** Extrait du texte **
--------------------

Zoom sur l’Abkhazie et l’Ossétie du Sud. Ces territoires, reconnus comme faisant pleinement partie de la république de Géorgie ont été depuis 1990 le théâtre sanglant des velléités indépendantistes attisées par un voisin russe désireux de rétablir son empire.
Les guerres ayant éclaté entre séparatistes abkhazes et ossètes épaulés par l’armée russe contre le pouvoir géorgien en 1990 et 1992 n’ont pas manqué d’être accompagnées de leurs lots d’exactions. On estime aujourd’hui à 400 000 le nombre de réfugiés, victimes silencieuses d’un nettoyage ethnique orchestré en coulisses par la Russie.C’est pour toucher du doigt cette réalité, celle d’un délire purificateur s’étalant sur près de 20 ans aux portes de l’Europe, que début mars 2010 je me rendais donc pour la première fois en Géorgie sur l’invitation de l’ONG Coalition for justice, dont la mission est d’œuvrer pour la reconnaissance du sort de ces réfugiés sur le plan international.
Pendant 5 jours, c’est au sein d’une délégation composée de personnalités et de représentants de l’UEJF, de SOS racisme et d’Urgence Darfour que je partais à la découverte de ce petit pays courageux.

--------------------

** Consigne 1 **
D'après l'extrait sur l'Abkhazie et l'Ossétie du Sud, à combien estime-t-on aujourd'hui le nombre de réfugiés ?
** Consigne 2 **
Reproduisez à l'identique les lignes de la liste, en commençant par la ligne qui contient « 71, 633, 95] » et en vous arrêtant après celle qui contient « 16, 82, 34] ».
L'extrait et la liste proviennent de sources distinctes.

** Matériaux de l'exercice **
--------------------

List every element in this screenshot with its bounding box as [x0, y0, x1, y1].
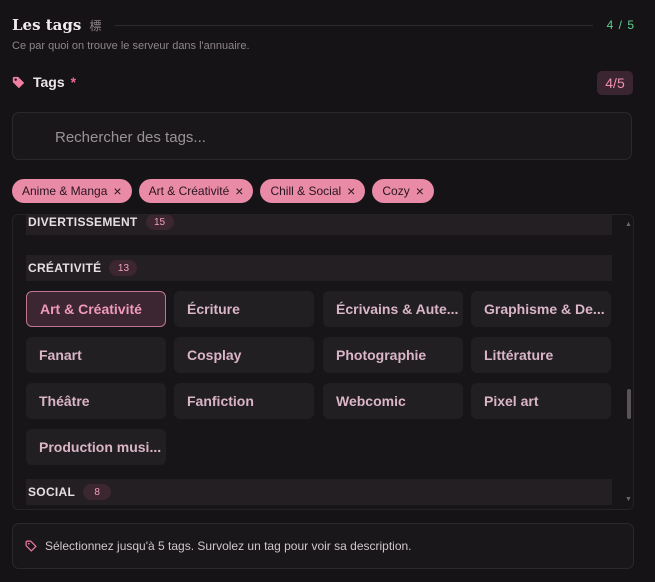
tags-count-badge: 4/5	[597, 71, 633, 95]
tag-category-list[interactable]: DIVERTISSEMENT 15 CRÉATIVITÉ 13 Art & Cr…	[12, 214, 634, 510]
category-count-badge: 13	[109, 260, 138, 276]
tag-option[interactable]: Théâtre	[26, 383, 166, 419]
tag-option[interactable]: Fanart	[26, 337, 166, 373]
tag-option[interactable]: Littérature	[471, 337, 611, 373]
selected-tag-chip[interactable]: Chill & Social ×	[260, 179, 366, 203]
chip-label: Art & Créativité	[148, 184, 230, 198]
chip-label: Cozy	[382, 184, 410, 198]
section-title: Les tags	[12, 16, 82, 34]
info-text: Sélectionnez jusqu'à 5 tags. Survolez un…	[45, 539, 412, 553]
header-divider	[115, 24, 593, 26]
tag-option[interactable]: Pixel art	[471, 383, 611, 419]
tag-option[interactable]: Écriture	[174, 291, 314, 327]
tag-option[interactable]: Cosplay	[174, 337, 314, 373]
selected-tags: Anime & Manga × Art & Créativité × Chill &…	[12, 179, 434, 203]
info-hint: Sélectionnez jusqu'à 5 tags. Survolez un…	[12, 523, 634, 569]
tags-label-text: Tags	[33, 74, 65, 90]
scrollbar[interactable]	[626, 225, 632, 501]
tag-icon	[12, 76, 25, 88]
tags-field-label: Tags *	[12, 74, 76, 90]
tag-search-box[interactable]	[12, 112, 632, 161]
tag-option[interactable]: Photographie	[323, 337, 463, 373]
tag-search-input[interactable]	[53, 113, 617, 161]
selected-tag-chip[interactable]: Cozy ×	[372, 179, 434, 203]
chip-label: Anime & Manga	[22, 184, 108, 198]
category-count-badge: 8	[83, 484, 112, 500]
tag-option[interactable]: Webcomic	[323, 383, 463, 419]
remove-chip-icon[interactable]: ×	[235, 184, 243, 198]
category-count-badge: 15	[145, 215, 174, 230]
category-header-social: SOCIAL 8	[26, 479, 612, 505]
section-header: Les tags 標 4 / 5	[12, 14, 635, 36]
remove-chip-icon[interactable]: ×	[347, 184, 355, 198]
remove-chip-icon[interactable]: ×	[113, 184, 121, 198]
chip-label: Chill & Social	[270, 184, 342, 198]
selected-tag-chip[interactable]: Art & Créativité ×	[138, 179, 254, 203]
tag-option[interactable]: Écrivains & Aute...	[323, 291, 463, 327]
category-header-creativite: CRÉATIVITÉ 13	[26, 255, 612, 281]
category-name: SOCIAL	[28, 485, 76, 499]
scroll-down-icon[interactable]: ▼	[625, 496, 632, 503]
remove-chip-icon[interactable]: ×	[416, 184, 424, 198]
tag-option[interactable]: Production musi...	[26, 429, 166, 465]
scrollbar-thumb[interactable]	[627, 389, 631, 419]
section-badge-glyph: 標	[89, 18, 102, 33]
category-header-divertissement: DIVERTISSEMENT 15	[26, 215, 612, 235]
section-subtitle: Ce par quoi on trouve le serveur dans l'…	[12, 40, 250, 52]
category-name: DIVERTISSEMENT	[28, 215, 138, 229]
tag-icon	[25, 540, 37, 552]
required-mark: *	[70, 74, 77, 90]
category-name: CRÉATIVITÉ	[28, 261, 102, 275]
tag-option[interactable]: Graphisme & De...	[471, 291, 611, 327]
tag-option[interactable]: Fanfiction	[174, 383, 314, 419]
selected-tag-chip[interactable]: Anime & Manga ×	[12, 179, 132, 203]
tag-option-selected[interactable]: Art & Créativité	[26, 291, 166, 327]
section-progress-count: 4 / 5	[606, 18, 635, 32]
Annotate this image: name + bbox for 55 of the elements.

--------------------

** Réponse 1 **
On l'estime à 400 000 réfugiés.

** Réponse 2 **
tags-count-badge: 4/5	[597, 71, 633, 95]
tag-category-list[interactable]: DIVERTISSEMENT 15 CRÉATIVITÉ 13 Art & Cr…	[12, 214, 634, 510]
category-count-badge: 13	[109, 260, 138, 276]
tag-option[interactable]: Théâtre	[26, 383, 166, 419]
tag-option[interactable]: Fanart	[26, 337, 166, 373]
tag-option[interactable]: Littérature	[471, 337, 611, 373]
selected-tag-chip[interactable]: Chill & Social ×	[260, 179, 366, 203]
chip-label: Art & Créativité	[148, 184, 230, 198]
chip-label: Cozy	[382, 184, 410, 198]
section-title: Les tags	[12, 16, 82, 34]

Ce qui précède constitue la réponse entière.